• Exercise input

************

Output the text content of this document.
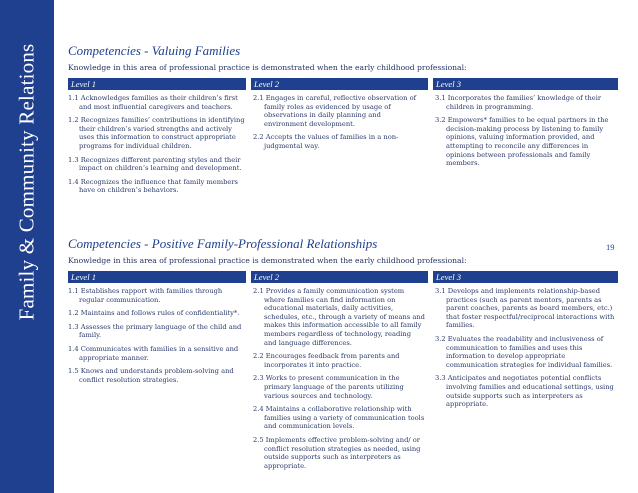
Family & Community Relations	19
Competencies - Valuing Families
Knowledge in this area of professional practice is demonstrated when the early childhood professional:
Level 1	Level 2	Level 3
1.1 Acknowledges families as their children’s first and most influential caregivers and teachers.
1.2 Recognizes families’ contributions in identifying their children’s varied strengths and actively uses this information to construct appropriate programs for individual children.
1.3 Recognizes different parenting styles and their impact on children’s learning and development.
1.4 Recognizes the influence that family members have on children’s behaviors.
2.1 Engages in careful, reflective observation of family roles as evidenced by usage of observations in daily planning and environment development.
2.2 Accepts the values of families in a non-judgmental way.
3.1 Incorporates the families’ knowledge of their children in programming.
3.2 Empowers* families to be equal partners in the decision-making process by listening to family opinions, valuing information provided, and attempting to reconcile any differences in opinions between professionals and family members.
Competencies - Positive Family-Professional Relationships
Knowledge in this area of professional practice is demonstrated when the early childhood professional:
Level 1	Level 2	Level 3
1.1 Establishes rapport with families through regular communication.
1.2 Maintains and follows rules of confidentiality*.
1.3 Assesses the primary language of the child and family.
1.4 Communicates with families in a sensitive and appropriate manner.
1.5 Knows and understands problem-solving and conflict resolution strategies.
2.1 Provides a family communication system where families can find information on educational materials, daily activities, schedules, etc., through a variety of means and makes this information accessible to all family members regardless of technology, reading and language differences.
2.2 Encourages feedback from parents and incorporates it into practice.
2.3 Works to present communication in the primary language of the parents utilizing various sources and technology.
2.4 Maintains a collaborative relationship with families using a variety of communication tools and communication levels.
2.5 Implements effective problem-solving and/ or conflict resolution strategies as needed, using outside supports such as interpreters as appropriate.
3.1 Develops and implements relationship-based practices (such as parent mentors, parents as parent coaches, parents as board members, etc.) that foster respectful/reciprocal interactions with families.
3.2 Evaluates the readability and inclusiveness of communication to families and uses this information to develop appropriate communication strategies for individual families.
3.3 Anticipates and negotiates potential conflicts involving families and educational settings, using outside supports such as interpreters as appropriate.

************

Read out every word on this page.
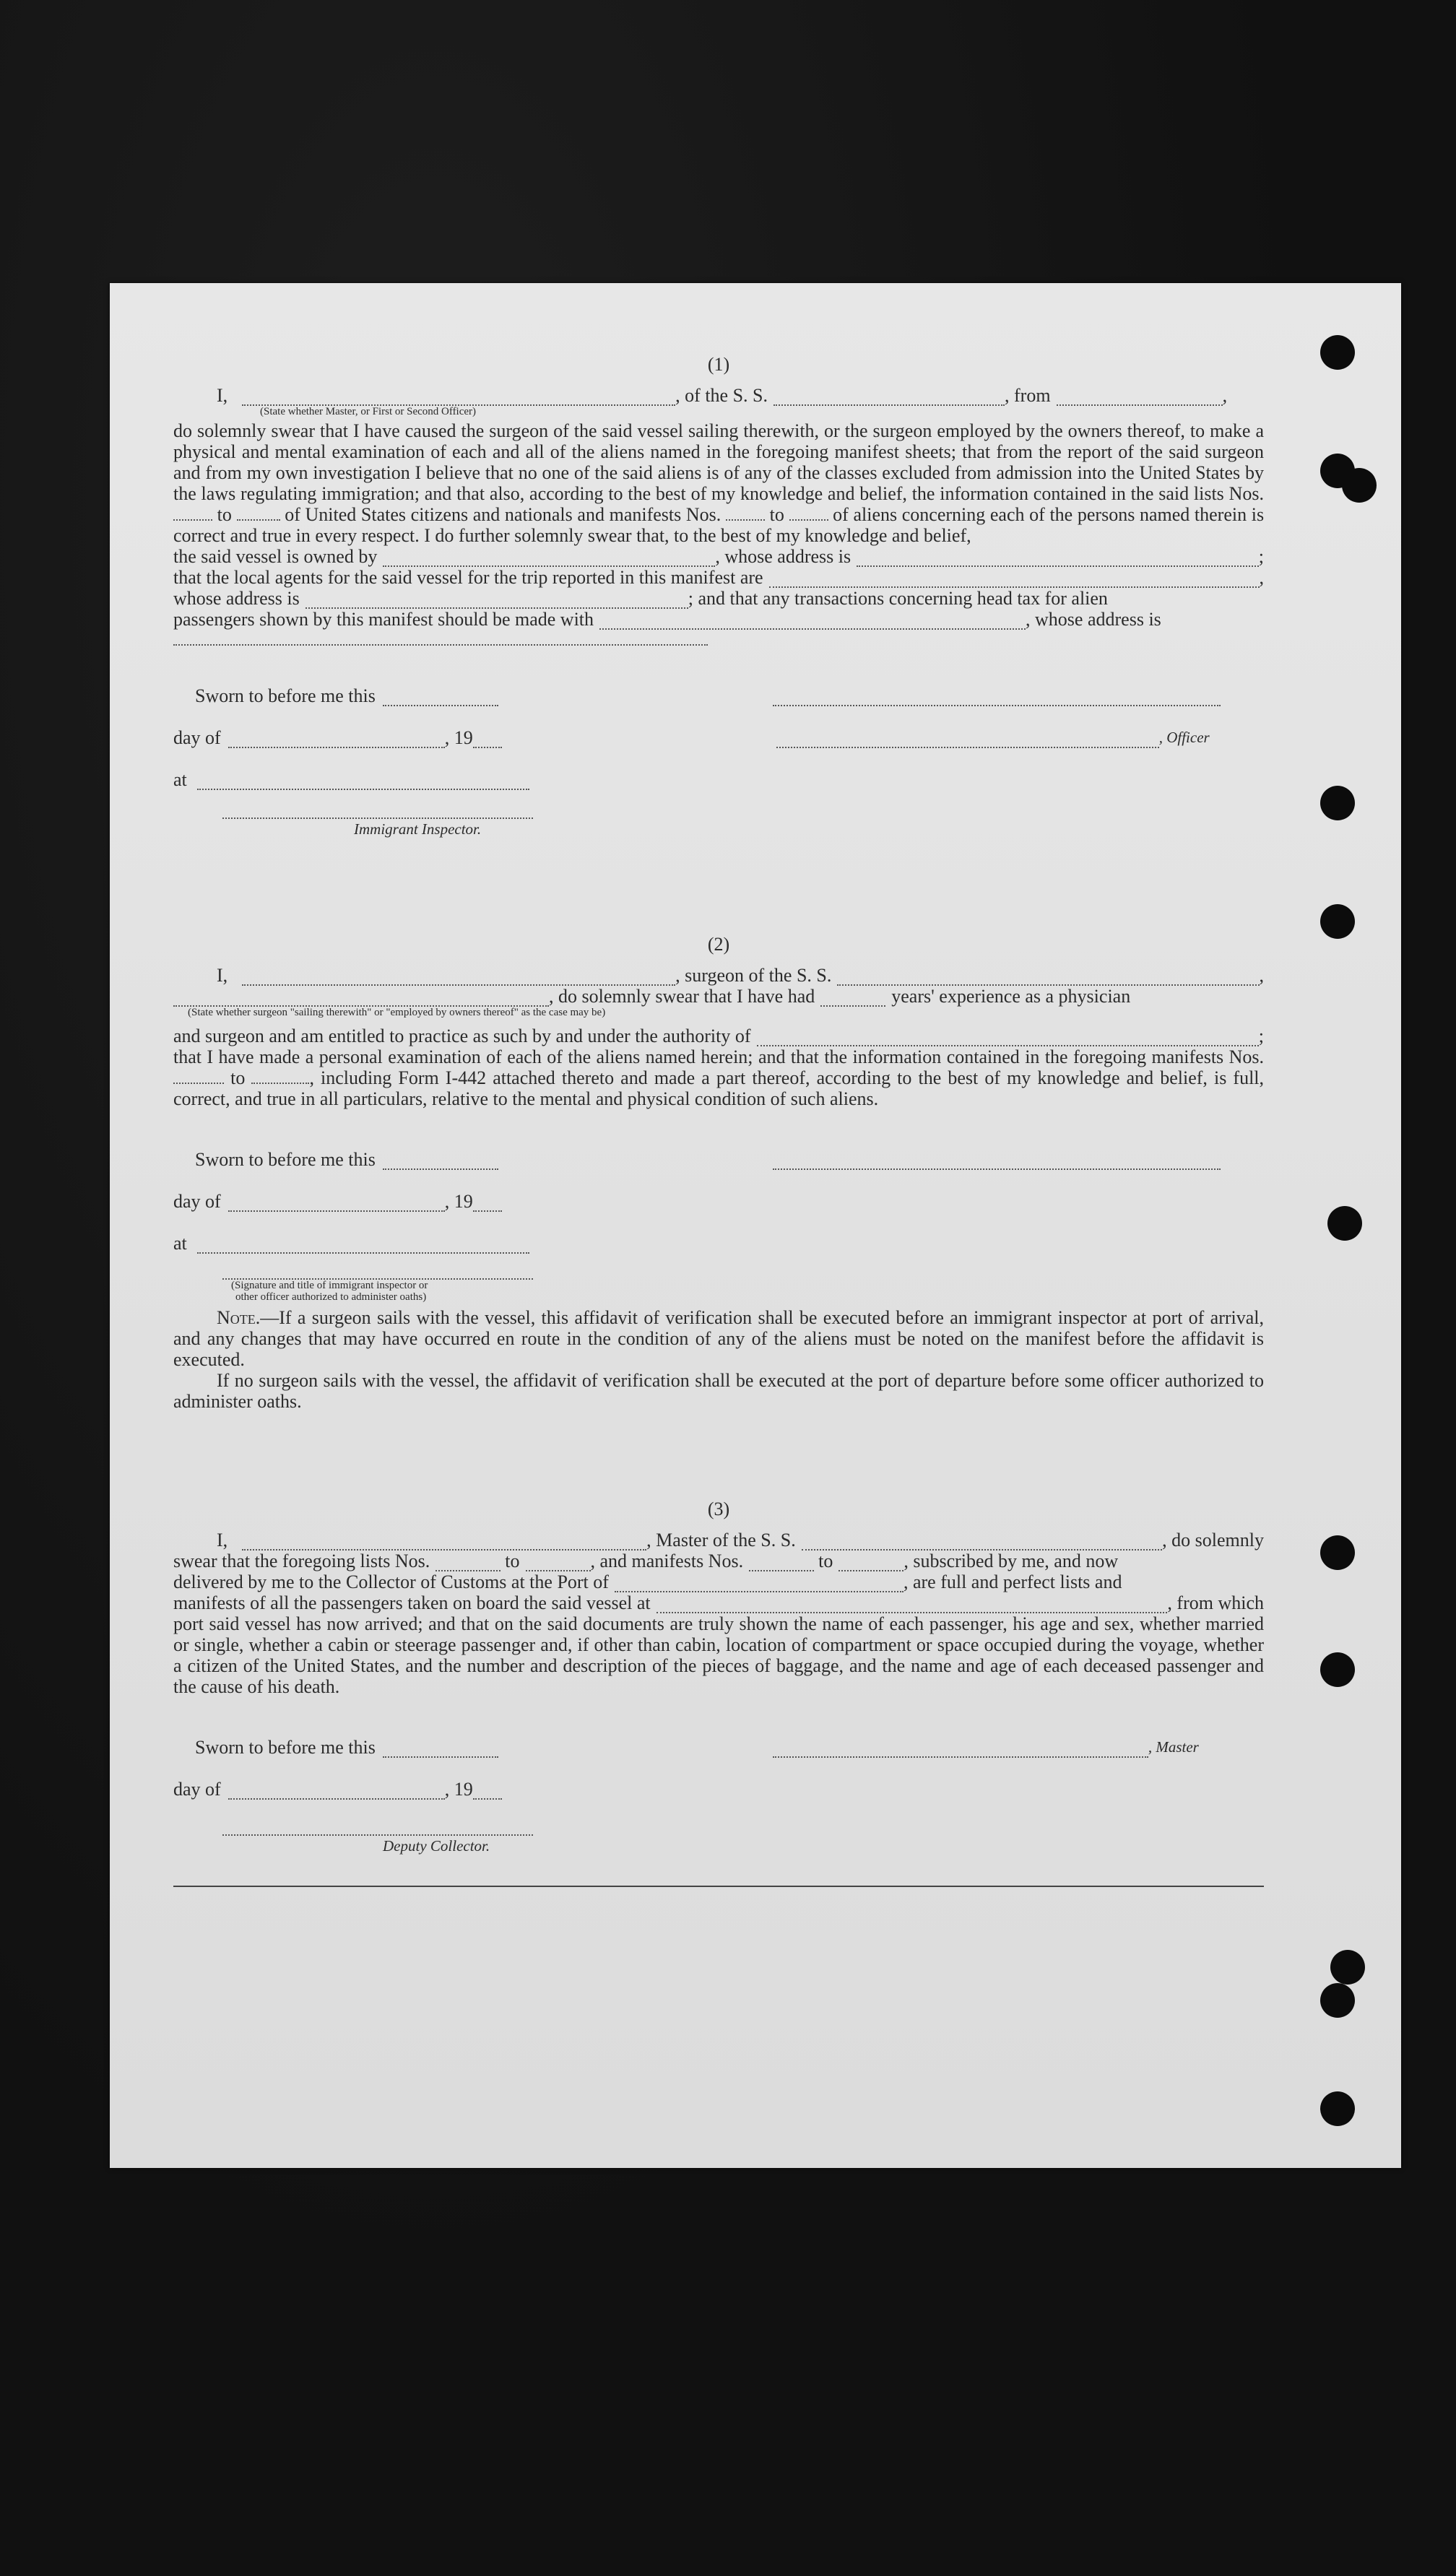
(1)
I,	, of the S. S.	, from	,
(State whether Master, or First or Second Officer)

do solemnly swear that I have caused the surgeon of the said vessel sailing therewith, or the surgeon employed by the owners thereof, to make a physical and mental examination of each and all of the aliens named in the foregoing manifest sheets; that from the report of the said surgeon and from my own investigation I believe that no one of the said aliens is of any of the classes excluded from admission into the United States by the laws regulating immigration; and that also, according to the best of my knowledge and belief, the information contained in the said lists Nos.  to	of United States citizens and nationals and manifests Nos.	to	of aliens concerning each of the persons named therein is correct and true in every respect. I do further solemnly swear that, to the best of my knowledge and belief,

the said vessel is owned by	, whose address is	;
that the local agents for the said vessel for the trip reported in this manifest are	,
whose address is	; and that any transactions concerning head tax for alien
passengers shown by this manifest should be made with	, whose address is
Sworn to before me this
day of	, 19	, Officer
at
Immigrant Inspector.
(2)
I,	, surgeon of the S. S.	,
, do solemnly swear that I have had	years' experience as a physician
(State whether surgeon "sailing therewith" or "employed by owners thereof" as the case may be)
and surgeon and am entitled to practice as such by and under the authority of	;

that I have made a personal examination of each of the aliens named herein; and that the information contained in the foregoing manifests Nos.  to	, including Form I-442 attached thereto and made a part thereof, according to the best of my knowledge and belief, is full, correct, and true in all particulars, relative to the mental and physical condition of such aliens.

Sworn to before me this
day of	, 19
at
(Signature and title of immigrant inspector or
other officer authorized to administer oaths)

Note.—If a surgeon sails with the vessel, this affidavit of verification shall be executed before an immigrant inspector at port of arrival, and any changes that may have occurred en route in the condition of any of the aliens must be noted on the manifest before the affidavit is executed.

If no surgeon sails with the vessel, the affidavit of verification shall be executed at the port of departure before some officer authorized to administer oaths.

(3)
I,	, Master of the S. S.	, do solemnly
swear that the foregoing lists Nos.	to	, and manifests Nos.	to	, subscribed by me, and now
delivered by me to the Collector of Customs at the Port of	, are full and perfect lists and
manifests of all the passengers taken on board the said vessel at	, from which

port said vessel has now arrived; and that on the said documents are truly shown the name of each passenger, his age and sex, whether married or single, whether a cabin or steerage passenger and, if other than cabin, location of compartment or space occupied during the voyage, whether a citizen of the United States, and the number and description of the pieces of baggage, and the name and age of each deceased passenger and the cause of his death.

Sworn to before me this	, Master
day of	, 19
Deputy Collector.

************

• Exercise prompt
Copy out each line of the records where the string "made" appears.

• Worked solution
passengers shown by this manifest should be made with	, whose address is
that I have made a personal examination of each of the aliens named herein; and that the information contained in the foregoing manifests Nos.  to	, including Form I-442 attached thereto and made a part thereof, according to the best of my knowledge and belief, is full, correct, and true in all particulars, relative to the mental and physical condition of such aliens.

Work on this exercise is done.